# start of Dataset rows
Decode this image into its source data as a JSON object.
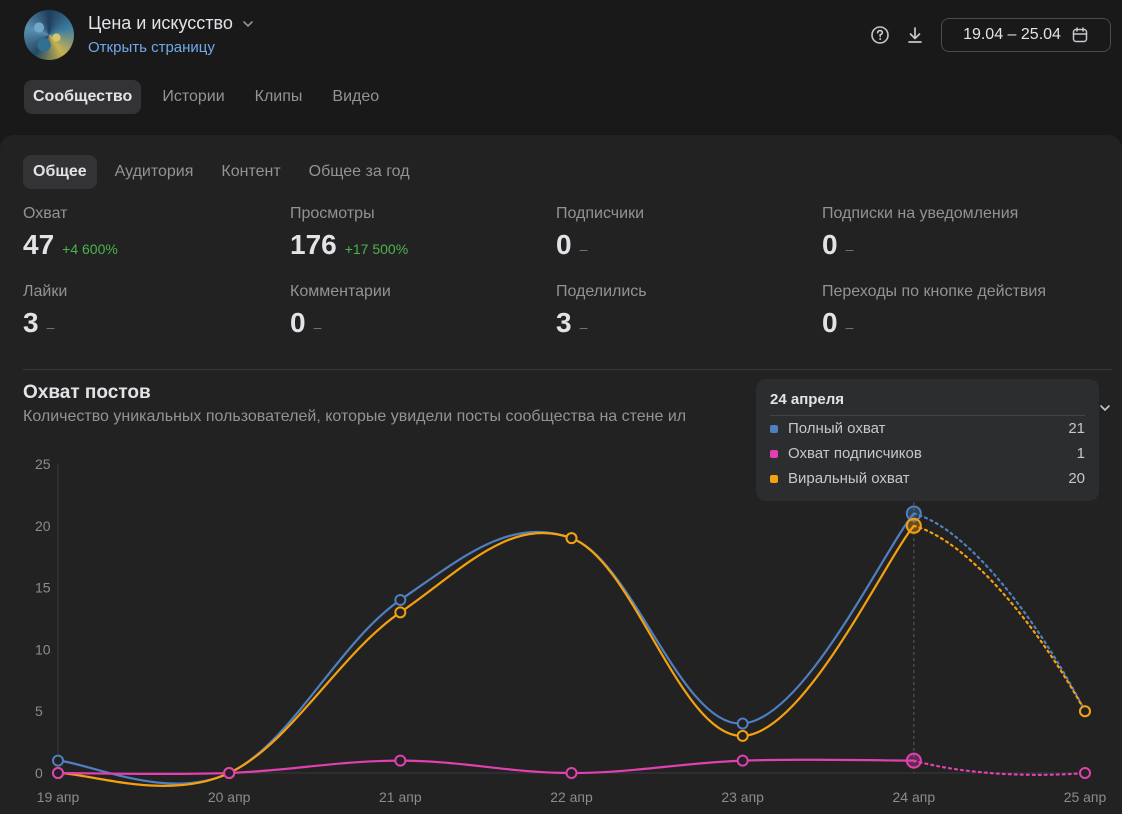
{
  "header": {
    "community_name": "Цена и искусство",
    "open_page": "Открыть страницу",
    "date_range": "19.04 – 25.04"
  },
  "main_tabs": [
    {
      "label": "Сообщество",
      "active": true
    },
    {
      "label": "Истории",
      "active": false
    },
    {
      "label": "Клипы",
      "active": false
    },
    {
      "label": "Видео",
      "active": false
    }
  ],
  "sub_tabs": [
    {
      "label": "Общее",
      "active": true
    },
    {
      "label": "Аудитория",
      "active": false
    },
    {
      "label": "Контент",
      "active": false
    },
    {
      "label": "Общее за год",
      "active": false
    }
  ],
  "metrics": [
    {
      "label": "Охват",
      "value": "47",
      "delta": "+4 600%"
    },
    {
      "label": "Просмотры",
      "value": "176",
      "delta": "+17 500%"
    },
    {
      "label": "Подписчики",
      "value": "0",
      "delta": "–"
    },
    {
      "label": "Подписки на уведомления",
      "value": "0",
      "delta": "–"
    },
    {
      "label": "Лайки",
      "value": "3",
      "delta": "–"
    },
    {
      "label": "Комментарии",
      "value": "0",
      "delta": "–"
    },
    {
      "label": "Поделились",
      "value": "3",
      "delta": "–"
    },
    {
      "label": "Переходы по кнопке действия",
      "value": "0",
      "delta": "–"
    }
  ],
  "section": {
    "title": "Охват постов",
    "subtitle": "Количество уникальных пользователей, которые увидели посты сообщества на стене ил"
  },
  "tooltip": {
    "title": "24 апреля",
    "rows": [
      {
        "name": "Полный охват",
        "value": "21",
        "color": "#4f7fbf"
      },
      {
        "name": "Охват подписчиков",
        "value": "1",
        "color": "#e040b0"
      },
      {
        "name": "Виральный охват",
        "value": "20",
        "color": "#f5a00f"
      }
    ]
  },
  "chart_data": {
    "type": "line",
    "categories": [
      "19 апр",
      "20 апр",
      "21 апр",
      "22 апр",
      "23 апр",
      "24 апр",
      "25 апр"
    ],
    "y_ticks": [
      "0",
      "5",
      "10",
      "15",
      "20",
      "25"
    ],
    "ylim": [
      0,
      25
    ],
    "grid": false,
    "series": [
      {
        "name": "Полный охват",
        "color": "#4f7fbf",
        "values": [
          1,
          0,
          14,
          19,
          4,
          21,
          5
        ]
      },
      {
        "name": "Охват подписчиков",
        "color": "#e040b0",
        "values": [
          0,
          0,
          1,
          0,
          1,
          1,
          0
        ]
      },
      {
        "name": "Виральный охват",
        "color": "#f5a00f",
        "values": [
          0,
          0,
          13,
          19,
          3,
          20,
          5
        ]
      }
    ],
    "highlight_category": "24 апр",
    "last_segment_dotted": true
  }
}
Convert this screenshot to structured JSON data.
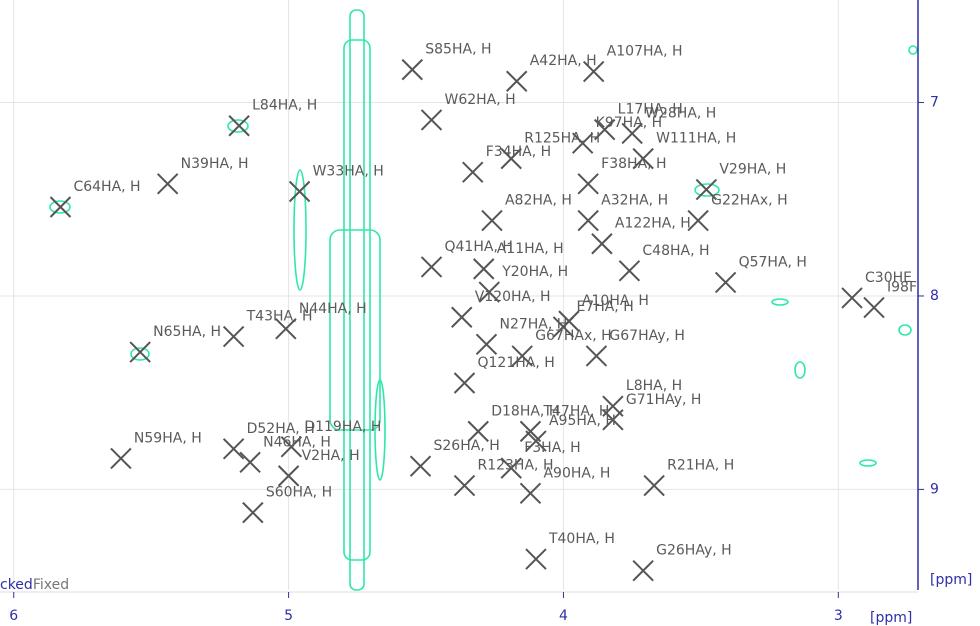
# end of Dataset rows
» Task requirements: Retype all the records shown above, character for character. Omit every picture.

» Solution below:
Decode this image into its source data as a JSON object.
{
  "header": {
    "community_name": "Цена и искусство",
    "open_page": "Открыть страницу",
    "date_range": "19.04 – 25.04"
  },
  "main_tabs": [
    {
      "label": "Сообщество",
      "active": true
    },
    {
      "label": "Истории",
      "active": false
    },
    {
      "label": "Клипы",
      "active": false
    },
    {
      "label": "Видео",
      "active": false
    }
  ],
  "sub_tabs": [
    {
      "label": "Общее",
      "active": true
    },
    {
      "label": "Аудитория",
      "active": false
    },
    {
      "label": "Контент",
      "active": false
    },
    {
      "label": "Общее за год",
      "active": false
    }
  ],
  "metrics": [
    {
      "label": "Охват",
      "value": "47",
      "delta": "+4 600%"
    },
    {
      "label": "Просмотры",
      "value": "176",
      "delta": "+17 500%"
    },
    {
      "label": "Подписчики",
      "value": "0",
      "delta": "–"
    },
    {
      "label": "Подписки на уведомления",
      "value": "0",
      "delta": "–"
    },
    {
      "label": "Лайки",
      "value": "3",
      "delta": "–"
    },
    {
      "label": "Комментарии",
      "value": "0",
      "delta": "–"
    },
    {
      "label": "Поделились",
      "value": "3",
      "delta": "–"
    },
    {
      "label": "Переходы по кнопке действия",
      "value": "0",
      "delta": "–"
    }
  ],
  "section": {
    "title": "Охват постов",
    "subtitle": "Количество уникальных пользователей, которые увидели посты сообщества на стене ил"
  },
  "tooltip": {
    "title": "24 апреля",
    "rows": [
      {
        "name": "Полный охват",
        "value": "21",
        "color": "#4f7fbf"
      },
      {
        "name": "Охват подписчиков",
        "value": "1",
        "color": "#e040b0"
      },
      {
        "name": "Виральный охват",
        "value": "20",
        "color": "#f5a00f"
      }
    ]
  },
  "chart_data": {
    "type": "line",
    "categories": [
      "19 апр",
      "20 апр",
      "21 апр",
      "22 апр",
      "23 апр",
      "24 апр",
      "25 апр"
    ],
    "y_ticks": [
      "0",
      "5",
      "10",
      "15",
      "20",
      "25"
    ],
    "ylim": [
      0,
      25
    ],
    "grid": false,
    "series": [
      {
        "name": "Полный охват",
        "color": "#4f7fbf",
        "values": [
          1,
          0,
          14,
          19,
          4,
          21,
          5
        ]
      },
      {
        "name": "Охват подписчиков",
        "color": "#e040b0",
        "values": [
          0,
          0,
          1,
          0,
          1,
          1,
          0
        ]
      },
      {
        "name": "Виральный охват",
        "color": "#f5a00f",
        "values": [
          0,
          0,
          13,
          19,
          3,
          20,
          5
        ]
      }
    ],
    "highlight_category": "24 апр",
    "last_segment_dotted": true
  }
}
Convert this screenshot to structured JSON data.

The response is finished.